SUPPLIED MATERIAL:
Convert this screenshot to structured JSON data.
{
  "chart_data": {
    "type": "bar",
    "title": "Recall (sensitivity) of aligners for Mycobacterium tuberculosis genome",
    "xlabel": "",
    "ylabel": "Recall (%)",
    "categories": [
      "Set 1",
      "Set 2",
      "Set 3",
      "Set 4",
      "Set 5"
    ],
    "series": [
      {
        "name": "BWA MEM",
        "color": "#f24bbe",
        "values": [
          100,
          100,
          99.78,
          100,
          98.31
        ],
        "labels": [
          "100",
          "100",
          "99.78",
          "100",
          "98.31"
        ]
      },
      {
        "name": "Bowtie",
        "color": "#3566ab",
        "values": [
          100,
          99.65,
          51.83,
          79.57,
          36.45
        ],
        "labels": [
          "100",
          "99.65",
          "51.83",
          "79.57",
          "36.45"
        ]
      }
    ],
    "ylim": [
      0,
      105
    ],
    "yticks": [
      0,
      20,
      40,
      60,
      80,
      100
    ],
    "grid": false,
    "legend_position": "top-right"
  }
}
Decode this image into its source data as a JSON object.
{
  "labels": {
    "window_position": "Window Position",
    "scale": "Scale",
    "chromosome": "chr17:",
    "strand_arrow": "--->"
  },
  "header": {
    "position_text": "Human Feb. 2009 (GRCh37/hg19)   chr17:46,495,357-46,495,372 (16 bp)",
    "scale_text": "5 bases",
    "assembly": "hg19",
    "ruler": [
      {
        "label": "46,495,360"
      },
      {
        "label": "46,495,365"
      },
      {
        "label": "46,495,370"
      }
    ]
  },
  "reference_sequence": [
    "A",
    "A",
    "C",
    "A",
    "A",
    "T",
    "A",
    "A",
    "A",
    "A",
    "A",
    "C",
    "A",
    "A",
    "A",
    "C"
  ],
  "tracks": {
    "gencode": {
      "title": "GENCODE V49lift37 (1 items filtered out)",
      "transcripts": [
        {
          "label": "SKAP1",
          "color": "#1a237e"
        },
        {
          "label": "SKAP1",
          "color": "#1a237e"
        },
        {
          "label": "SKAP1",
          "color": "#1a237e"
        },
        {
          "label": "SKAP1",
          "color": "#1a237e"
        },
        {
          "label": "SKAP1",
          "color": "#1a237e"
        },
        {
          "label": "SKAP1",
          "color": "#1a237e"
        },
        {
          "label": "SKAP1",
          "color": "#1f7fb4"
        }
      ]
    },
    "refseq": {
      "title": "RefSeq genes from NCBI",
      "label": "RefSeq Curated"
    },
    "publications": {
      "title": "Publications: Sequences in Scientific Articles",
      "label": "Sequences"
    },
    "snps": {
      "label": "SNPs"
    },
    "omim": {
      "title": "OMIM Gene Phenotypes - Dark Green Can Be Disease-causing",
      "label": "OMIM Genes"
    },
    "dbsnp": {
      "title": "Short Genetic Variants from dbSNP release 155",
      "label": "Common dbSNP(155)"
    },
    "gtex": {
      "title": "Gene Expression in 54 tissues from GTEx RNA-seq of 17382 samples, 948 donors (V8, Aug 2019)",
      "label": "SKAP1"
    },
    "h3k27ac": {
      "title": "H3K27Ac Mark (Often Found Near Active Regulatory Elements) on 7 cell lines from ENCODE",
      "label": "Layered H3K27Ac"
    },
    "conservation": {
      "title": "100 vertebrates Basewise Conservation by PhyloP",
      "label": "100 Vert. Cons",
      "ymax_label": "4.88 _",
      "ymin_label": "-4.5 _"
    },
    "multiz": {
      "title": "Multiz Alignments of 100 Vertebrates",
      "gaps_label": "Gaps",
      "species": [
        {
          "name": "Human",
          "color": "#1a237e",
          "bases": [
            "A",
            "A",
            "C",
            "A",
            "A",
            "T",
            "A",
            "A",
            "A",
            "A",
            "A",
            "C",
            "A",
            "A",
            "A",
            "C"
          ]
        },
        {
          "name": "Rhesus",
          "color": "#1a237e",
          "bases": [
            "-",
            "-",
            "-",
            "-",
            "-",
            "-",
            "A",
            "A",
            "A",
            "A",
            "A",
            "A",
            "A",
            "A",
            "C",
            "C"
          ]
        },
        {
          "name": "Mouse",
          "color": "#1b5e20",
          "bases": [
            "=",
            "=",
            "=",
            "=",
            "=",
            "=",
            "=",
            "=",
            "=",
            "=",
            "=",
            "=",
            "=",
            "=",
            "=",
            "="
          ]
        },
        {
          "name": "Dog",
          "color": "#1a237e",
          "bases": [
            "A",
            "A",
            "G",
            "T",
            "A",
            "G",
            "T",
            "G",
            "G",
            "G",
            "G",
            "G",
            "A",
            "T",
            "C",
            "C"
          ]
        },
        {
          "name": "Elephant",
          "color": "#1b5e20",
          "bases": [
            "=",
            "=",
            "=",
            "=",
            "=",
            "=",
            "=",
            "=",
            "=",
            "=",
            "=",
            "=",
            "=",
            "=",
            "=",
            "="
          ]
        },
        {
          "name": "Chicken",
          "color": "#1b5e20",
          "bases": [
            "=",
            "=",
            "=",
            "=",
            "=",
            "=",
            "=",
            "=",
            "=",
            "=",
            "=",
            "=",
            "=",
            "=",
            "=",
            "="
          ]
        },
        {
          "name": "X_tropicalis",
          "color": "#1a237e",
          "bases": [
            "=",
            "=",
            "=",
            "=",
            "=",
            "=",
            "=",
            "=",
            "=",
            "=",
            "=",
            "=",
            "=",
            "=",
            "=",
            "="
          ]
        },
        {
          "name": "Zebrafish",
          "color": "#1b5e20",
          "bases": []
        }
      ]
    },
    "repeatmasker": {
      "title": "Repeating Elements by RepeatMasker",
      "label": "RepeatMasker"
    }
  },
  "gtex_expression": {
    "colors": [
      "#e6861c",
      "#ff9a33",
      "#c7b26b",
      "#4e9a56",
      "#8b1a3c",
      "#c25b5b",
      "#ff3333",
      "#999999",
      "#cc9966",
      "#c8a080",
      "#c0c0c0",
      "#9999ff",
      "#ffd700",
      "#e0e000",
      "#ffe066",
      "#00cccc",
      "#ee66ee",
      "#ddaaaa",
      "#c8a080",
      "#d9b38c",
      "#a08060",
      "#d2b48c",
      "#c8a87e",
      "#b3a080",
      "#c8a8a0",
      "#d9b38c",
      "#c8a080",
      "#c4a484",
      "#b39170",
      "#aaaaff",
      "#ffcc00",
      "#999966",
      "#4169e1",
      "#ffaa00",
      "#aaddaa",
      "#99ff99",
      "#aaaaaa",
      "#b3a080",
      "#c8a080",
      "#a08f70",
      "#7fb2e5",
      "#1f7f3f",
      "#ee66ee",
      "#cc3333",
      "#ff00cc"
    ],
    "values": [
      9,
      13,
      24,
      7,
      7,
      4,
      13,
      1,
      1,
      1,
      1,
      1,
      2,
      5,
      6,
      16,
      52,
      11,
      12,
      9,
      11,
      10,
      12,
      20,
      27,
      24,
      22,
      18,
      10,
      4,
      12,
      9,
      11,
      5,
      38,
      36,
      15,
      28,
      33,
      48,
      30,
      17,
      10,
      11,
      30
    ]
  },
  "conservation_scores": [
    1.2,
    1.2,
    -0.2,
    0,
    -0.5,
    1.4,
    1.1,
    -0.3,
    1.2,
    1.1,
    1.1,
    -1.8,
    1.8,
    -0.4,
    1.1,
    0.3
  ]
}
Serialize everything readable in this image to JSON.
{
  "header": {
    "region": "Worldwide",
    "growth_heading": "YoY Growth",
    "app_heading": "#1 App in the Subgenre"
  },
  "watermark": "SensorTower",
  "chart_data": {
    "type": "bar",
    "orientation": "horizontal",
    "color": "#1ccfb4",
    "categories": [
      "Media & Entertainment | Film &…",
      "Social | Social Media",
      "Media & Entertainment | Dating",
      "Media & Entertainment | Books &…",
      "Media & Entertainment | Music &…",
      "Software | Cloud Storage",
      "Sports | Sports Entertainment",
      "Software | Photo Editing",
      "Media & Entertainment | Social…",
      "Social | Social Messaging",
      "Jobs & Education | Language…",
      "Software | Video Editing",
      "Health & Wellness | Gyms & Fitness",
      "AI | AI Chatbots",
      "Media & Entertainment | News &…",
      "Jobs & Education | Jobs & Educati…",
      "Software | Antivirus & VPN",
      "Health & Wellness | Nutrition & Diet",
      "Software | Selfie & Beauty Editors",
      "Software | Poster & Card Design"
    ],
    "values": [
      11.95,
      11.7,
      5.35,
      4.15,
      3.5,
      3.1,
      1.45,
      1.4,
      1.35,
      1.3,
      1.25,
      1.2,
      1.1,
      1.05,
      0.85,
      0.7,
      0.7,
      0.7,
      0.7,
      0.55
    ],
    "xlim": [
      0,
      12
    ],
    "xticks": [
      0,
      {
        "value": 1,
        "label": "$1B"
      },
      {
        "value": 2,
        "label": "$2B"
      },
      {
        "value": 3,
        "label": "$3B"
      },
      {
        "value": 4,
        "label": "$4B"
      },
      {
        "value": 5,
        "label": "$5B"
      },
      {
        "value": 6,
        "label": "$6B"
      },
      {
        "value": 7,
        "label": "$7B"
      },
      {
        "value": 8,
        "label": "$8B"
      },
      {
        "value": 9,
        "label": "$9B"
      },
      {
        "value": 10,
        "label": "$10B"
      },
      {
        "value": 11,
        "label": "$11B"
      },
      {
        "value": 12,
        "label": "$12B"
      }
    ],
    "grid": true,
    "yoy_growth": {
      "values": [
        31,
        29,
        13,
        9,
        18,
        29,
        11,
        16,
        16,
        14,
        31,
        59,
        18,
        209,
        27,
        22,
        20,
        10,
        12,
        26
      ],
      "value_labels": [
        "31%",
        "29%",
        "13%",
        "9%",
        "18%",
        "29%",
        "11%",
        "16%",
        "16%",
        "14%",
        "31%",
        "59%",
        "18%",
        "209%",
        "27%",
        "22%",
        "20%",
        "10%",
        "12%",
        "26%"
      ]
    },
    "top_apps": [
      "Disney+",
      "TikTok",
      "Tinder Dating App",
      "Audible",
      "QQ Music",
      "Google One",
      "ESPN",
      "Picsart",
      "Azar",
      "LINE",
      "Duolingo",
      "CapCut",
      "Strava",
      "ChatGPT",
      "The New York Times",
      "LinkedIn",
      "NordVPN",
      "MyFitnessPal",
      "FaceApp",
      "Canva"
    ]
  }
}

DIRECTIONS FOR THIS TASK: Where the word "Sequences" occurs in a line of the records, copy that line.

COMPLETED TASK:
      "title": "Publications: Sequences in Scientific Articles",
      "label": "Sequences"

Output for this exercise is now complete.